*WORK TO COMPLETE*. Using the entries that follow, collect the lines where the word "Church" appears.

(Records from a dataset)
>>>

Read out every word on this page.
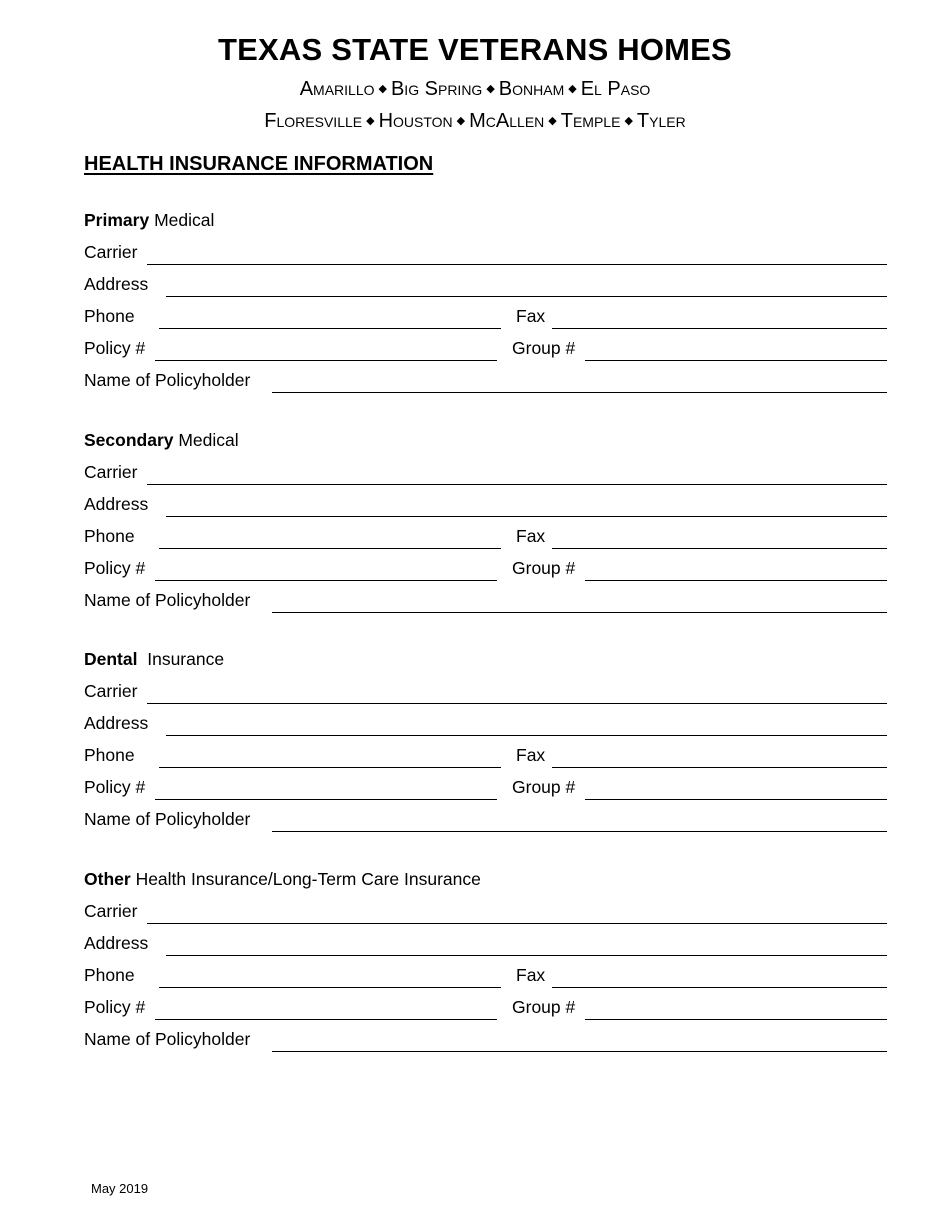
TEXAS STATE VETERANS HOMES
Amarillo ◆ Big Spring ◆ Bonham ◆ El Paso
Floresville ◆ Houston ◆ McAllen ◆ Temple ◆ Tyler
HEALTH INSURANCE INFORMATION
Primary Medical
Carrier
Address
Phone	Fax
Policy #	Group #
Name of Policyholder
Secondary Medical
Carrier
Address
Phone	Fax
Policy #	Group #
Name of Policyholder
Dental Insurance
Carrier
Address
Phone	Fax
Policy #	Group #
Name of Policyholder
Other Health Insurance/Long-Term Care Insurance
Carrier
Address
Phone	Fax
Policy #	Group #
Name of Policyholder
May 2019
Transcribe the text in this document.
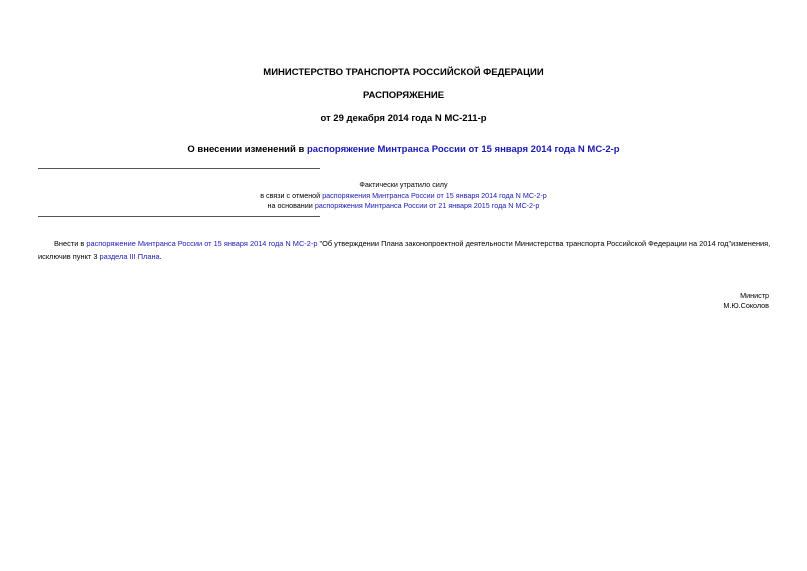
МИНИСТЕРСТВО ТРАНСПОРТА РОССИЙСКОЙ ФЕДЕРАЦИИ
РАСПОРЯЖЕНИЕ
от 29 декабря 2014 года N МС-211-р
О внесении изменений в распоряжение Минтранса России от 15 января 2014 года N МС-2-р
Фактически утратило силу
в связи с отменой распоряжения Минтранса России от 15 января 2014 года N МС-2-р
на основании распоряжения Минтранса России от 21 января 2015 года N МС-2-р
Внести в распоряжение Минтранса России от 15 января 2014 года N МС-2-р "Об утверждении Плана законопроектной деятельности Министерства транспорта Российской Федерации на 2014 год"изменения, исключив пункт 3 раздела III Плана.
Министр
М.Ю.Соколов
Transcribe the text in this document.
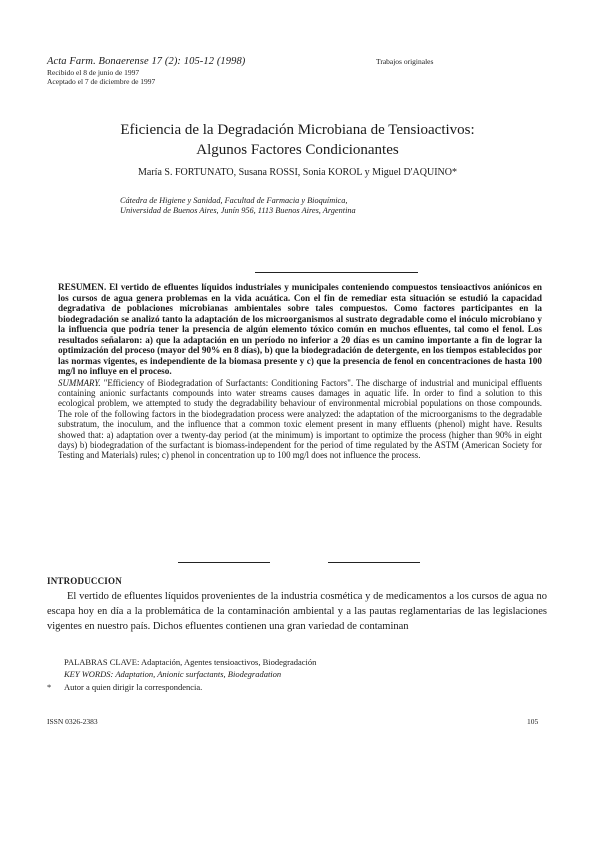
Acta Farm. Bonaerense 17 (2): 105-12 (1998)	Trabajos originales
Recibido el 8 de junio de 1997
Aceptado el 7 de diciembre de 1997
Eficiencia de la Degradación Microbiana de Tensioactivos:
Algunos Factores Condicionantes
María S. FORTUNATO, Susana ROSSI, Sonia KOROL y Miguel D'AQUINO*
Cátedra de Higiene y Sanidad, Facultad de Farmacia y Bioquímica,
Universidad de Buenos Aires, Junín 956, 1113 Buenos Aires, Argentina
RESUMEN. El vertido de efluentes líquidos industriales y municipales conteniendo compuestos tensioactivos aniónicos en los cursos de agua genera problemas en la vida acuática. Con el fin de remediar esta situación se estudió la capacidad degradativa de poblaciones microbianas ambientales sobre tales compuestos. Como factores participantes en la biodegradación se analizó tanto la adaptación de los microorganismos al sustrato degradable como el inóculo microbiano y la influencia que podría tener la presencia de algún elemento tóxico común en muchos efluentes, tal como el fenol. Los resultados señalaron: a) que la adaptación en un período no inferior a 20 días es un camino importante a fin de lograr la optimización del proceso (mayor del 90% en 8 días), b) que la biodegradación de detergente, en los tiempos establecidos por las normas vigentes, es independiente de la biomasa presente y c) que la presencia de fenol en concentraciones de hasta 100 mg/l no influye en el proceso.
SUMMARY. "Efficiency of Biodegradation of Surfactants: Conditioning Factors". The discharge of industrial and municipal effluents containing anionic surfactants compounds into water streams causes damages in aquatic life. In order to find a solution to this ecological problem, we attempted to study the degradability behaviour of environmental microbial populations on those compounds. The role of the following factors in the biodegradation process were analyzed: the adaptation of the microorganisms to the degradable substratum, the inoculum, and the influence that a common toxic element present in many effluents (phenol) might have. Results showed that: a) adaptation over a twenty-day period (at the minimum) is important to optimize the process (higher than 90% in eight days) b) biodegradation of the surfactant is biomass-independent for the period of time regulated by the ASTM (American Society for Testing and Materials) rules; c) phenol in concentration up to 100 mg/l does not influence the process.
INTRODUCCION
El vertido de efluentes líquidos provenientes de la industria cosmética y de medicamentos a los cursos de agua no escapa hoy en día a la problemática de la contaminación ambiental y a las pautas reglamentarias de las legislaciones vigentes en nuestro país. Dichos efluentes contienen una gran variedad de contaminan
PALABRAS CLAVE: Adaptación, Agentes tensioactivos, Biodegradación
KEY WORDS: Adaptation, Anionic surfactants, Biodegradation
* Autor a quien dirigir la correspondencia.
ISSN 0326-2383	105
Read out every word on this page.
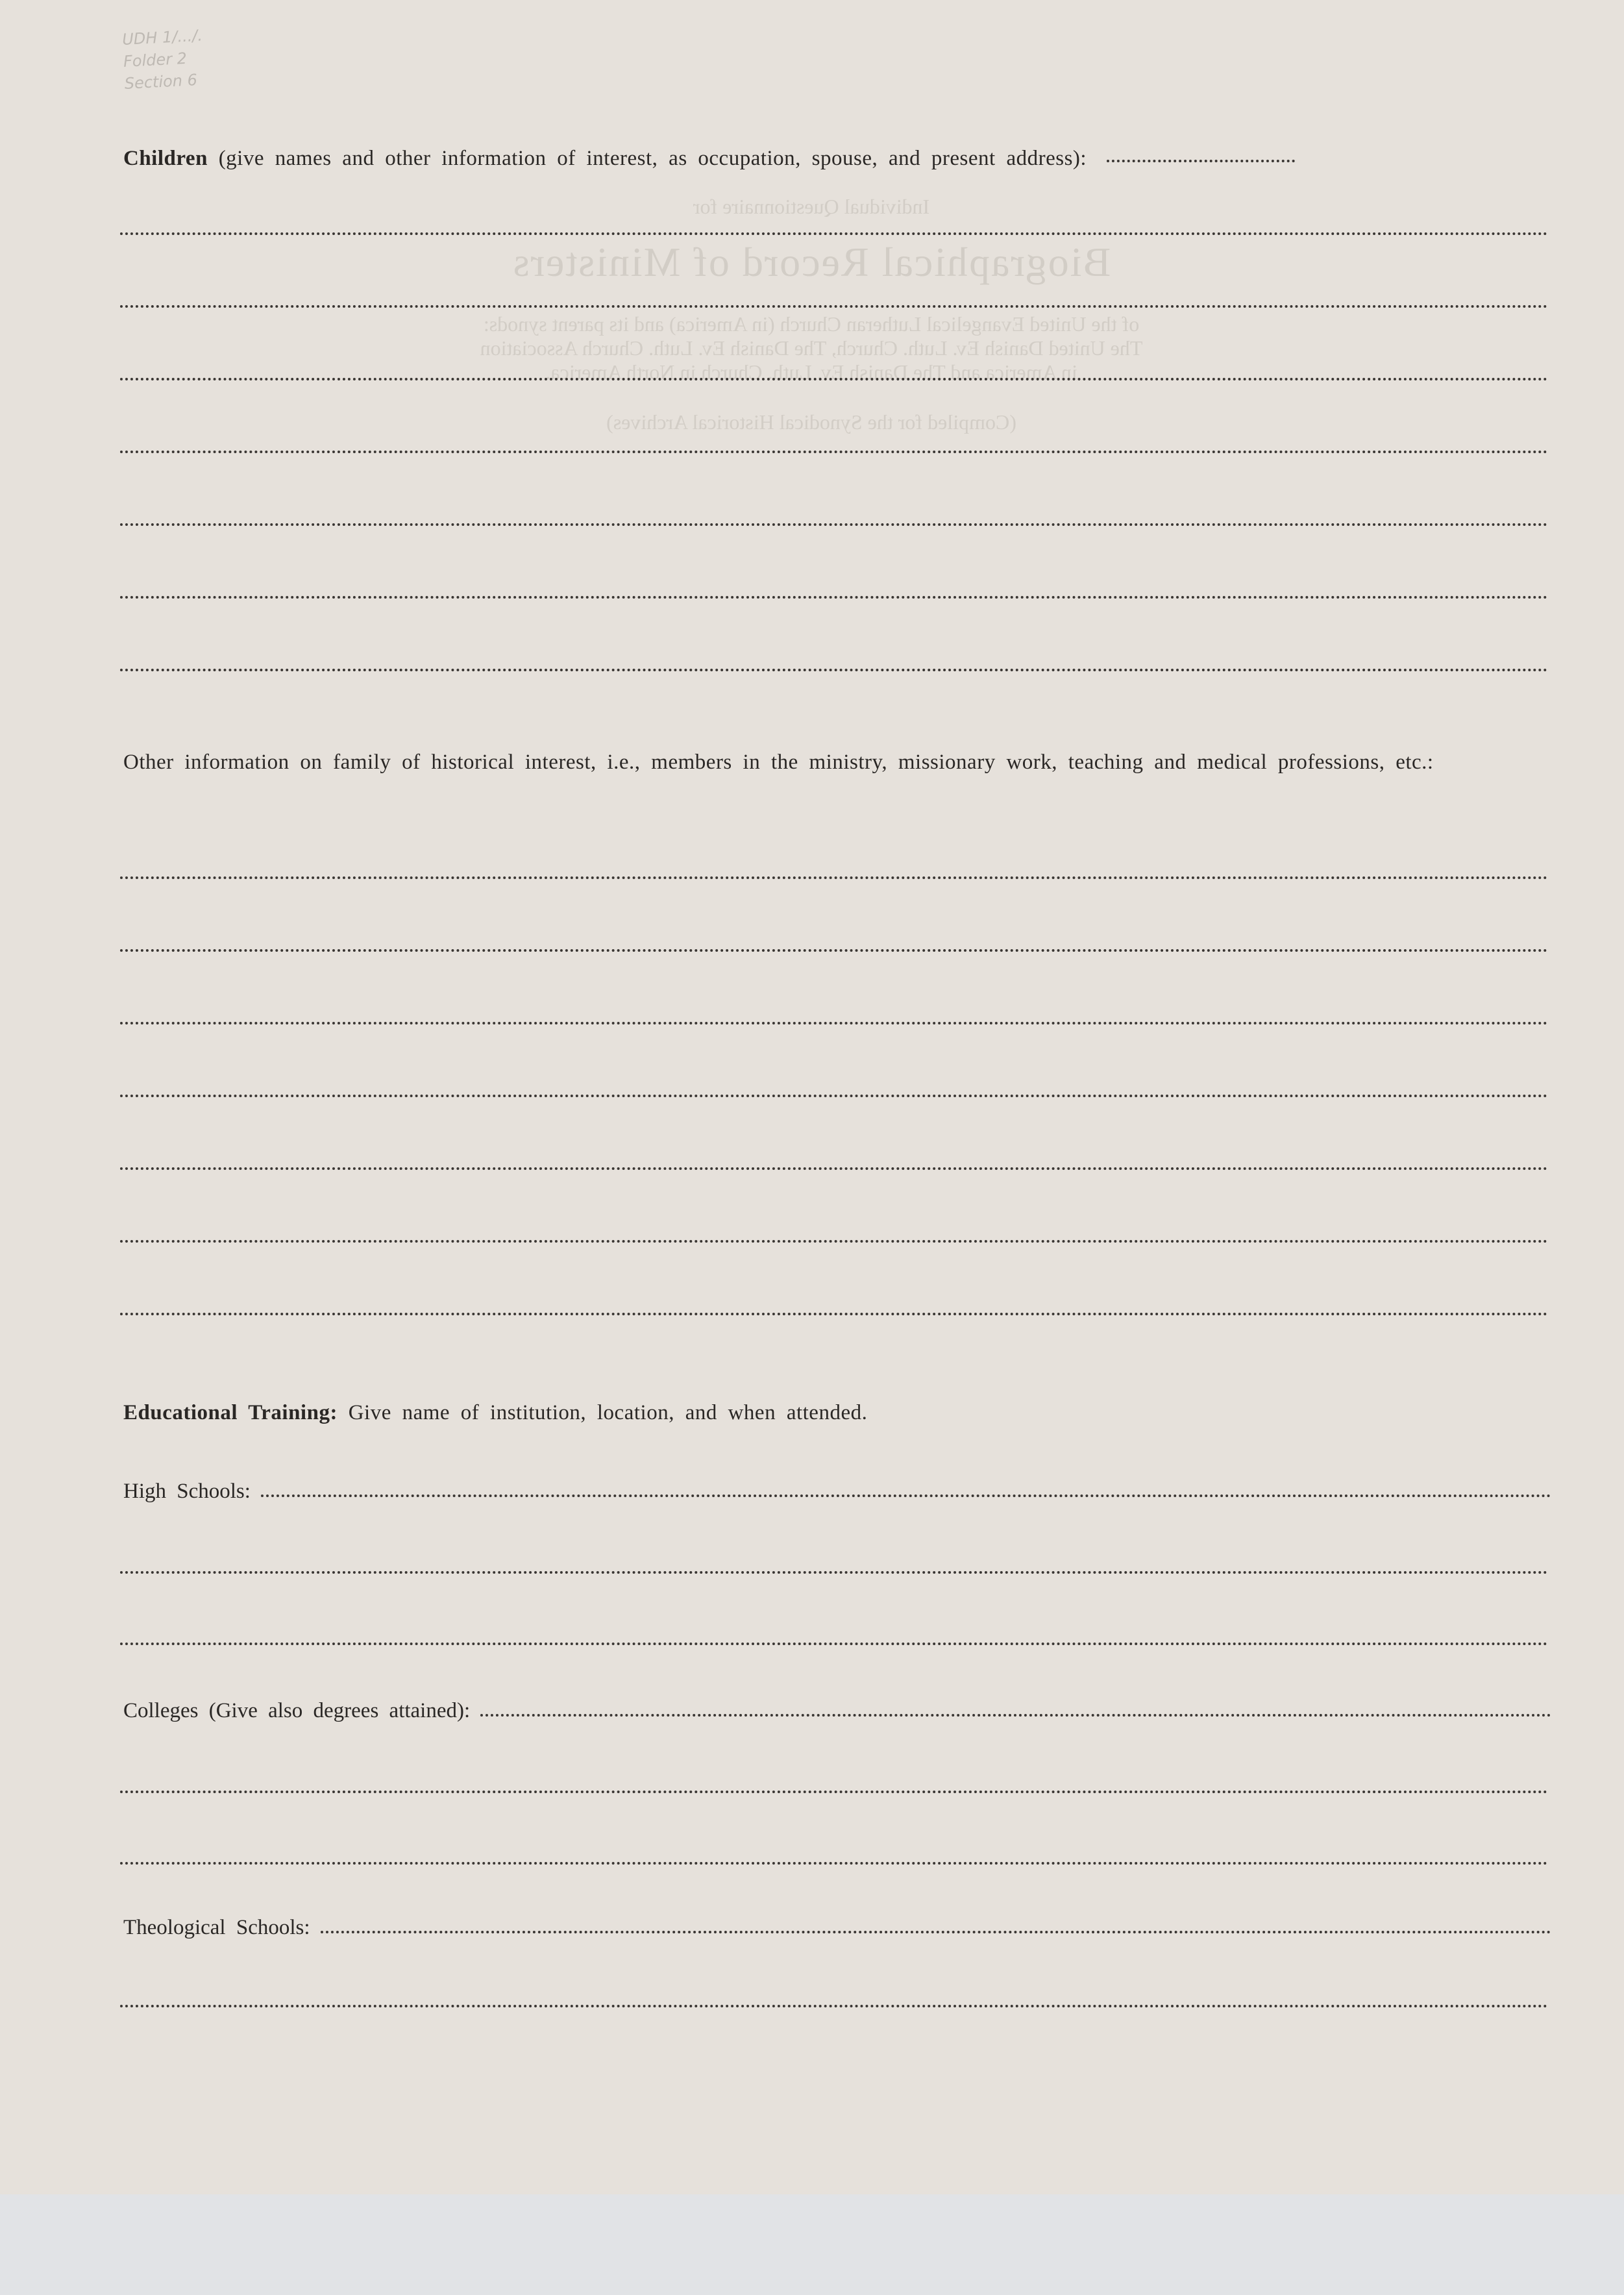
UDH 1/.../.
Folder 2
Section 6
Individual Questionnaire for
Biographical Record of Ministers
of the United Evangelical Lutheran Church (in America) and its parent synods:
The United Danish Ev. Luth. Church, The Danish Ev. Luth. Church Association
in America and The Danish Ev. Luth. Church in North America.
(Compiled for the Synodical Historical Archives)
Children (give names and other information of interest, as occupation, spouse, and present address):
Other information on family of historical interest, i.e., members in the ministry, missionary work, teaching and medical professions, etc.:
Educational Training: Give name of institution, location, and when attended.
High Schools:
Colleges (Give also degrees attained):
Theological Schools:
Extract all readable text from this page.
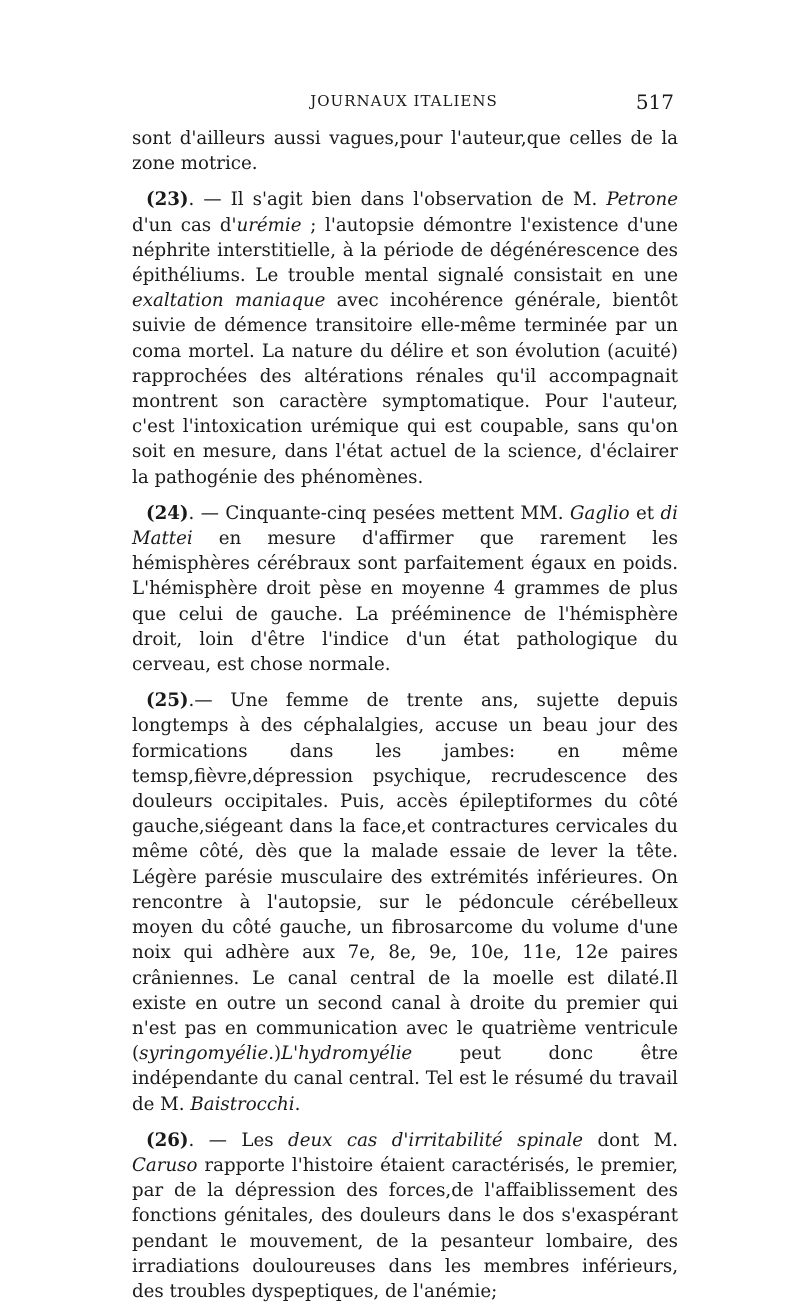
JOURNAUX ITALIENS	517

sont d'ailleurs aussi vagues,pour l'auteur,que celles de la zone motrice.

(23). — Il s'agit bien dans l'observation de M. Petrone d'un cas d'urémie ; l'autopsie démontre l'existence d'une néphrite interstitielle, à la période de dégénérescence des épithéliums. Le trouble mental signalé consistait en une exaltation maniaque avec incohérence générale, bientôt suivie de démence transitoire elle-même terminée par un coma mortel. La nature du délire et son évolution (acuité) rapprochées des altérations rénales qu'il accompagnait montrent son caractère symptomatique. Pour l'auteur, c'est l'intoxication urémique qui est coupable, sans qu'on soit en mesure, dans l'état actuel de la science, d'éclairer la pathogénie des phénomènes.

(24). — Cinquante-cinq pesées mettent MM. Gaglio et di Mattei en mesure d'affirmer que rarement les hémisphères cérébraux sont parfaitement égaux en poids. L'hémisphère droit pèse en moyenne 4 grammes de plus que celui de gauche. La prééminence de l'hémisphère droit, loin d'être l'indice d'un état pathologique du cerveau, est chose normale.

(25).— Une femme de trente ans, sujette depuis longtemps à des céphalalgies, accuse un beau jour des formications dans les jambes: en même temsp,fièvre,dépression psychique, recrudescence des douleurs occipitales. Puis, accès épileptiformes du côté gauche,siégeant dans la face,et contractures cervicales du même côté, dès que la malade essaie de lever la tête. Légère parésie musculaire des extrémités inférieures. On rencontre à l'autopsie, sur le pédoncule cérébelleux moyen du côté gauche, un fibrosarcome du volume d'une noix qui adhère aux 7e, 8e, 9e, 10e, 11e, 12e paires crâniennes. Le canal central de la moelle est dilaté.Il existe en outre un second canal à droite du premier qui n'est pas en communication avec le quatrième ventricule (syringomyélie.)L'hydromyélie peut donc être indépendante du canal central. Tel est le résumé du travail de M. Baistrocchi.

(26). — Les deux cas d'irritabilité spinale dont M. Caruso rapporte l'histoire étaient caractérisés, le premier, par de la dépression des forces,de l'affaiblissement des fonctions génitales, des douleurs dans le dos s'exaspérant pendant le mouvement, de la pesanteur lombaire, des irradiations douloureuses dans les membres inférieurs, des troubles dyspeptiques, de l'anémie;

<<<

*COMPLETED EXERCISE*.
of the United Evangelical Lutheran Church (in America) and its parent synods:
The United Danish Ev. Luth. Church, The Danish Ev. Luth. Church Association
in America and The Danish Ev. Luth. Church in North America.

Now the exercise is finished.